- _What this task involves_: Copy out each line below exactly as it appears.

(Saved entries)
>> Begin

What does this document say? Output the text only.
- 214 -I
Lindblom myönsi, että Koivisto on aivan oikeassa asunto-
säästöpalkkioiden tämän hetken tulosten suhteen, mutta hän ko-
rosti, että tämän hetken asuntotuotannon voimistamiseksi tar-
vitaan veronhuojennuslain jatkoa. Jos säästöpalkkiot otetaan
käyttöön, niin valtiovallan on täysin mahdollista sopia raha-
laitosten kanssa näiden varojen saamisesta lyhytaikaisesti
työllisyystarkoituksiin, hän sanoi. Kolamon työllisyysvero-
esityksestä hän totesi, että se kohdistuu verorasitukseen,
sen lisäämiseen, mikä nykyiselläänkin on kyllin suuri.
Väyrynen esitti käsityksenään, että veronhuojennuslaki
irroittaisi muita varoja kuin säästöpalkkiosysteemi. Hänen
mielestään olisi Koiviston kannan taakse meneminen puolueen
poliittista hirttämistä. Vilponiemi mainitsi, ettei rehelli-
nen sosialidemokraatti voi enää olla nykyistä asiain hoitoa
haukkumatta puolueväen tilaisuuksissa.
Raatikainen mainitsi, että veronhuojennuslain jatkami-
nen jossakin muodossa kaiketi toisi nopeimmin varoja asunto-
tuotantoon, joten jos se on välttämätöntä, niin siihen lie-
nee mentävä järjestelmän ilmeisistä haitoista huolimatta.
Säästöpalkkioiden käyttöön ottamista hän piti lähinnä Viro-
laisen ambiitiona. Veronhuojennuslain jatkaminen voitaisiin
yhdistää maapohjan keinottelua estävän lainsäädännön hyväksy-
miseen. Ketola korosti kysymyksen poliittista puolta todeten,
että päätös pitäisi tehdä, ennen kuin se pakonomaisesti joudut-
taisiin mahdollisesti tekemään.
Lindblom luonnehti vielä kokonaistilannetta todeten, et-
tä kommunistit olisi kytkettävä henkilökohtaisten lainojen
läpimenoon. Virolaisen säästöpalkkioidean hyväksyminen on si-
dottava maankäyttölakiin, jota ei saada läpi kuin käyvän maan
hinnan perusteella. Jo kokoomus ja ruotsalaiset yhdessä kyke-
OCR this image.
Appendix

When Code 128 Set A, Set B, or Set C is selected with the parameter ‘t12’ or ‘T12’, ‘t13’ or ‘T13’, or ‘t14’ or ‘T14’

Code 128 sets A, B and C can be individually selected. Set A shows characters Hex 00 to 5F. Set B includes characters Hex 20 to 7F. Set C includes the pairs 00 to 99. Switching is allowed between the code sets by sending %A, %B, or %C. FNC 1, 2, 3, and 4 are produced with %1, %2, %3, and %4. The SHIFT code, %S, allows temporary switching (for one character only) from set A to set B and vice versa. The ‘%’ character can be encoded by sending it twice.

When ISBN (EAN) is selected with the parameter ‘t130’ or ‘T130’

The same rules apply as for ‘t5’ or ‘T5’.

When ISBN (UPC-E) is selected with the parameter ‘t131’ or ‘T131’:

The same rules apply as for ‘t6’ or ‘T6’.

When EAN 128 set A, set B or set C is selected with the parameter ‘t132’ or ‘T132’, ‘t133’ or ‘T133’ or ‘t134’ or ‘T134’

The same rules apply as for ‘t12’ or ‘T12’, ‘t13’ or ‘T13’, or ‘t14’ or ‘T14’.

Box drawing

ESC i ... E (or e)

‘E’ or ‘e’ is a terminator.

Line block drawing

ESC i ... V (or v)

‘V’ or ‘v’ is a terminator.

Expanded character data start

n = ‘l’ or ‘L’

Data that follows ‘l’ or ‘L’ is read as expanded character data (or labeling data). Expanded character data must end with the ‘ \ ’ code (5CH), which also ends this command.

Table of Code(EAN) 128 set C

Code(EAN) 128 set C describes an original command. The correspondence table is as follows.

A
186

>> End

- _Output of the task_:
What does this document say? Output the text only.
- 214 -I
Lindblom myönsi, että Koivisto on aivan oikeassa asunto-
säästöpalkkioiden tämän hetken tulosten suhteen, mutta hän ko-
rosti, että tämän hetken asuntotuotannon voimistamiseksi tar-
vitaan veronhuojennuslain jatkoa. Jos säästöpalkkiot otetaan
käyttöön, niin valtiovallan on täysin mahdollista sopia raha-
laitosten kanssa näiden varojen saamisesta lyhytaikaisesti
työllisyystarkoituksiin, hän sanoi. Kolamon työllisyysvero-
esityksestä hän totesi, että se kohdistuu verorasitukseen,
sen lisäämiseen, mikä nykyiselläänkin on kyllin suuri.
Väyrynen esitti käsityksenään, että veronhuojennuslaki
irroittaisi muita varoja kuin säästöpalkkiosysteemi. Hänen
mielestään olisi Koiviston kannan taakse meneminen puolueen
poliittista hirttämistä. Vilponiemi mainitsi, ettei rehelli-
nen sosialidemokraatti voi enää olla nykyistä asiain hoitoa
haukkumatta puolueväen tilaisuuksissa.
Raatikainen mainitsi, että veronhuojennuslain jatkami-
nen jossakin muodossa kaiketi toisi nopeimmin varoja asunto-
tuotantoon, joten jos se on välttämätöntä, niin siihen lie-
nee mentävä järjestelmän ilmeisistä haitoista huolimatta.
Säästöpalkkioiden käyttöön ottamista hän piti lähinnä Viro-
laisen ambiitiona. Veronhuojennuslain jatkaminen voitaisiin
yhdistää maapohjan keinottelua estävän lainsäädännön hyväksy-
miseen. Ketola korosti kysymyksen poliittista puolta todeten,
että päätös pitäisi tehdä, ennen kuin se pakonomaisesti joudut-
taisiin mahdollisesti tekemään.
Lindblom luonnehti vielä kokonaistilannetta todeten, et-
tä kommunistit olisi kytkettävä henkilökohtaisten lainojen
läpimenoon. Virolaisen säästöpalkkioidean hyväksyminen on si-
dottava maankäyttölakiin, jota ei saada läpi kuin käyvän maan
hinnan perusteella. Jo kokoomus ja ruotsalaiset yhdessä kyke-
OCR this image.
Appendix

When Code 128 Set A, Set B, or Set C is selected with the parameter ‘t12’ or ‘T12’, ‘t13’ or ‘T13’, or ‘t14’ or ‘T14’

Code 128 sets A, B and C can be individually selected. Set A shows characters Hex 00 to 5F. Set B includes characters Hex 20 to 7F. Set C includes the pairs 00 to 99. Switching is allowed between the code sets by sending %A, %B, or %C. FNC 1, 2, 3, and 4 are produced with %1, %2, %3, and %4. The SHIFT code, %S, allows temporary switching (for one character only) from set A to set B and vice versa. The ‘%’ character can be encoded by sending it twice.

When ISBN (EAN) is selected with the parameter ‘t130’ or ‘T130’

The same rules apply as for ‘t5’ or ‘T5’.

When ISBN (UPC-E) is selected with the parameter ‘t131’ or ‘T131’:

The same rules apply as for ‘t6’ or ‘T6’.

When EAN 128 set A, set B or set C is selected with the parameter ‘t132’ or ‘T132’, ‘t133’ or ‘T133’ or ‘t134’ or ‘T134’

The same rules apply as for ‘t12’ or ‘T12’, ‘t13’ or ‘T13’, or ‘t14’ or ‘T14’.

Box drawing

ESC i ... E (or e)

‘E’ or ‘e’ is a terminator.

Line block drawing

ESC i ... V (or v)

‘V’ or ‘v’ is a terminator.

Expanded character data start

n = ‘l’ or ‘L’

Data that follows ‘l’ or ‘L’ is read as expanded character data (or labeling data). Expanded character data must end with the ‘ \ ’ code (5CH), which also ends this command.

Table of Code(EAN) 128 set C

Code(EAN) 128 set C describes an original command. The correspondence table is as follows.

A
186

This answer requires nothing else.